## [WRITTEN EXERCISE]
Render the data from its first line through the line containing "button[interactable]: 专家名称 [297, 1319, 445, 1412]", inclusive, as a Markdown table with the columns Row and Line. Give each line a row number, and leave out any blank lines.

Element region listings
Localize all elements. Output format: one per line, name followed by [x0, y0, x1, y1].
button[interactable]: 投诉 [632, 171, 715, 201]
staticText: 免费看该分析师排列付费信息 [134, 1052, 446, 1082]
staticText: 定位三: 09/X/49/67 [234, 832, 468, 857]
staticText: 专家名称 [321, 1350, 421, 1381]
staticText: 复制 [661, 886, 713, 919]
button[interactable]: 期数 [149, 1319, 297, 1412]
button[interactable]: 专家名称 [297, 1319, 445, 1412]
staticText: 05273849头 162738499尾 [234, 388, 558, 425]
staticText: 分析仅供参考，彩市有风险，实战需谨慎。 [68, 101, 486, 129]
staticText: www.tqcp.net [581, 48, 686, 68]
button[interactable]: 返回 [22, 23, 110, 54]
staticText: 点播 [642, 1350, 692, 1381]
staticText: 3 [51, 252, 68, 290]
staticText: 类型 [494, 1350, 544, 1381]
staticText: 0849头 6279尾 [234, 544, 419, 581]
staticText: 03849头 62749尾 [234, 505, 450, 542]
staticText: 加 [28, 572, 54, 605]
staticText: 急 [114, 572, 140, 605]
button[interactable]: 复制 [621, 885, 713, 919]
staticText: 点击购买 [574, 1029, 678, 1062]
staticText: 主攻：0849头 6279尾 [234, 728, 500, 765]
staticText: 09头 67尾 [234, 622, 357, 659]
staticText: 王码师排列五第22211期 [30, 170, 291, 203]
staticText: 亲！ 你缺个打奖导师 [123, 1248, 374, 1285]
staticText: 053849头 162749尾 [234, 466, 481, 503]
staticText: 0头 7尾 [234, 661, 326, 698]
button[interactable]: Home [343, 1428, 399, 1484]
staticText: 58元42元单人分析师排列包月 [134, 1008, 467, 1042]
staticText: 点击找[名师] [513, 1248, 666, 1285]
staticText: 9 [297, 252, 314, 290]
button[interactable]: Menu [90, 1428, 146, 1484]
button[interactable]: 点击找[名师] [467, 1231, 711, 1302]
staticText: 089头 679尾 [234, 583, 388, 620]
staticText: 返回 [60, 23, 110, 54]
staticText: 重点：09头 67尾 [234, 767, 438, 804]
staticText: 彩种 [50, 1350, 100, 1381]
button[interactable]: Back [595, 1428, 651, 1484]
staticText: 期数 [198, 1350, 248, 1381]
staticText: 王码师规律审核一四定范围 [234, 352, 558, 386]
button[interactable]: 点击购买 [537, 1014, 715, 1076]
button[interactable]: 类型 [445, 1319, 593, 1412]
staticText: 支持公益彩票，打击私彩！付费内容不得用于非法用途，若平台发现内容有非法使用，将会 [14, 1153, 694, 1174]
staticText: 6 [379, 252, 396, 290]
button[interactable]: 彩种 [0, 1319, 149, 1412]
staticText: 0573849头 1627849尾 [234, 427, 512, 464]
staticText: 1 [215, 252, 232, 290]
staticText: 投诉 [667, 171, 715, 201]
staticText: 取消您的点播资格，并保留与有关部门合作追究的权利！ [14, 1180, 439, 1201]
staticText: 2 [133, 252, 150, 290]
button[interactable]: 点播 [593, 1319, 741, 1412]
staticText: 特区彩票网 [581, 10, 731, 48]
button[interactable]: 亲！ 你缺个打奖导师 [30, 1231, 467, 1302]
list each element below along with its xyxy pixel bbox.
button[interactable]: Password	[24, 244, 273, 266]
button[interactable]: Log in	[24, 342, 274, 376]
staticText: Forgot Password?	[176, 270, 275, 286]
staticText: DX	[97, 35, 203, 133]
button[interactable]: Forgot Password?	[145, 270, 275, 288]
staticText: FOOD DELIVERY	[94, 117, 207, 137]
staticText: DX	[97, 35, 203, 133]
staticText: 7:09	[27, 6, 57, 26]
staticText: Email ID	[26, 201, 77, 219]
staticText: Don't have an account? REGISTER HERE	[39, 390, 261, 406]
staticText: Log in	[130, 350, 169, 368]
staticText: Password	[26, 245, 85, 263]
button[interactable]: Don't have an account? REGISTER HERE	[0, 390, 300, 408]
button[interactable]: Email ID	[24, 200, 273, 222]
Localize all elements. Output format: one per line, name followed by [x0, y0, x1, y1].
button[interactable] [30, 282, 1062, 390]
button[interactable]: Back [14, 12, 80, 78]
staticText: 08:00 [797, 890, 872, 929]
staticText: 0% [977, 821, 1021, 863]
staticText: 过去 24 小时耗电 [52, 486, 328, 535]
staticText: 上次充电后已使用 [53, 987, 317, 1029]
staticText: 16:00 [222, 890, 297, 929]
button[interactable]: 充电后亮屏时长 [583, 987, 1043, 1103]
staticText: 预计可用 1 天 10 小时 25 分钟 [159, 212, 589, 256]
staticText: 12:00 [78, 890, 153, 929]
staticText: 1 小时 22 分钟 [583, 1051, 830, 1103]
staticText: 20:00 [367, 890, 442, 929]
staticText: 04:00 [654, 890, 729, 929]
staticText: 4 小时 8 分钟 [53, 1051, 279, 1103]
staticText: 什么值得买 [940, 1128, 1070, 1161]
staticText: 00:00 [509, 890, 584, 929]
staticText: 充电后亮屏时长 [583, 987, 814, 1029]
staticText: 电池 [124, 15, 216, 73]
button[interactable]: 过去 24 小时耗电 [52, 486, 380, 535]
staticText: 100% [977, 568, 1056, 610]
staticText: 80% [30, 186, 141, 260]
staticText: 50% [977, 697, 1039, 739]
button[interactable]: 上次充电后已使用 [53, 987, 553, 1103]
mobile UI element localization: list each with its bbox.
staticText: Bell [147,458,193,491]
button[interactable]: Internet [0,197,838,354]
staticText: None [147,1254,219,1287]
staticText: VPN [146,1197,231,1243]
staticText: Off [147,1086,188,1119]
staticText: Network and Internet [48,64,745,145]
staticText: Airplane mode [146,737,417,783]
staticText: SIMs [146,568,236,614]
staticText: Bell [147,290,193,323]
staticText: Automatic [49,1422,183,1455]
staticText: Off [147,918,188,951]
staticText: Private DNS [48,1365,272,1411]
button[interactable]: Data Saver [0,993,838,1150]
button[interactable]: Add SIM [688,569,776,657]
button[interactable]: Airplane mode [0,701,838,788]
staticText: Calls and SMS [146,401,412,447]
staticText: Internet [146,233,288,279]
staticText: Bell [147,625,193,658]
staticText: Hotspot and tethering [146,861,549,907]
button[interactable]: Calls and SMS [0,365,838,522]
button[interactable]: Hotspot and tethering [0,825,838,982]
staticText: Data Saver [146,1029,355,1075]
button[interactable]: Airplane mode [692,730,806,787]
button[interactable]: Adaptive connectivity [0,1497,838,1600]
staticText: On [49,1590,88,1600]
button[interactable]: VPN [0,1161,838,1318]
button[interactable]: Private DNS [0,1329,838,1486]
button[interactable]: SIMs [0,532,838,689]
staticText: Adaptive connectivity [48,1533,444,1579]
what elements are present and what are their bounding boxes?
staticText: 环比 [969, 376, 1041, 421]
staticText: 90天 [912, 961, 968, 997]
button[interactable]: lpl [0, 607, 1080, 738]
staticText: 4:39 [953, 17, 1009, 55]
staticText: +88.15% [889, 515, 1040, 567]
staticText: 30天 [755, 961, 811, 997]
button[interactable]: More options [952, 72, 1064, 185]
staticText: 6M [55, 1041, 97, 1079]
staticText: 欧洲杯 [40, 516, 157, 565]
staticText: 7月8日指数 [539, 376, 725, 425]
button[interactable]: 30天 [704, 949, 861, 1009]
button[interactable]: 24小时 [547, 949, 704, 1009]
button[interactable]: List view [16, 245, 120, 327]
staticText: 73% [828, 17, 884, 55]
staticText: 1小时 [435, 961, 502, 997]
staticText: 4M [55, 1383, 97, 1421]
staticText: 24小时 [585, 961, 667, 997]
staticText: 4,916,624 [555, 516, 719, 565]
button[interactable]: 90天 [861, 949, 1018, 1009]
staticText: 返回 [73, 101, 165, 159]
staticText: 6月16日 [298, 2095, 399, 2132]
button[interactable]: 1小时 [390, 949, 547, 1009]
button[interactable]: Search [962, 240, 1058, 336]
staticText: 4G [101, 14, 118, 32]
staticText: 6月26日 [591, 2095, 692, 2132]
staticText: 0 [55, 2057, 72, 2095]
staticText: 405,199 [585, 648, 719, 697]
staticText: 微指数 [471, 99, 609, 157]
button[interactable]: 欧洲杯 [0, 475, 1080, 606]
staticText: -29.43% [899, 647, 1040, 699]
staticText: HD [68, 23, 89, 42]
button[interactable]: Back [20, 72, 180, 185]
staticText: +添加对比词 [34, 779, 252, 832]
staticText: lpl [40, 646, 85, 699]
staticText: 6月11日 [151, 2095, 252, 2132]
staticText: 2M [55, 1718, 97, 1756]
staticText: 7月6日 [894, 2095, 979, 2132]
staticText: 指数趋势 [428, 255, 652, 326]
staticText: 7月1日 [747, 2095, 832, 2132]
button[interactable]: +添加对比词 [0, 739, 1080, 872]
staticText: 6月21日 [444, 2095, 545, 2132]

## [RESULT OF THIS TASK]
| Row | Line |
|---|---|
| 1 | Localize all elements. Output format: one per line, name followed by [x0, y0, x1, y1]. |
| 2 | button[interactable]: 投诉 [632, 171, 715, 201] |
| 3 | staticText: 免费看该分析师排列付费信息 [134, 1052, 446, 1082] |
| 4 | staticText: 定位三: 09/X/49/67 [234, 832, 468, 857] |
| 5 | staticText: 专家名称 [321, 1350, 421, 1381] |
| 6 | staticText: 复制 [661, 886, 713, 919] |
| 7 | button[interactable]: 期数 [149, 1319, 297, 1412] |
| 8 | button[interactable]: 专家名称 [297, 1319, 445, 1412] |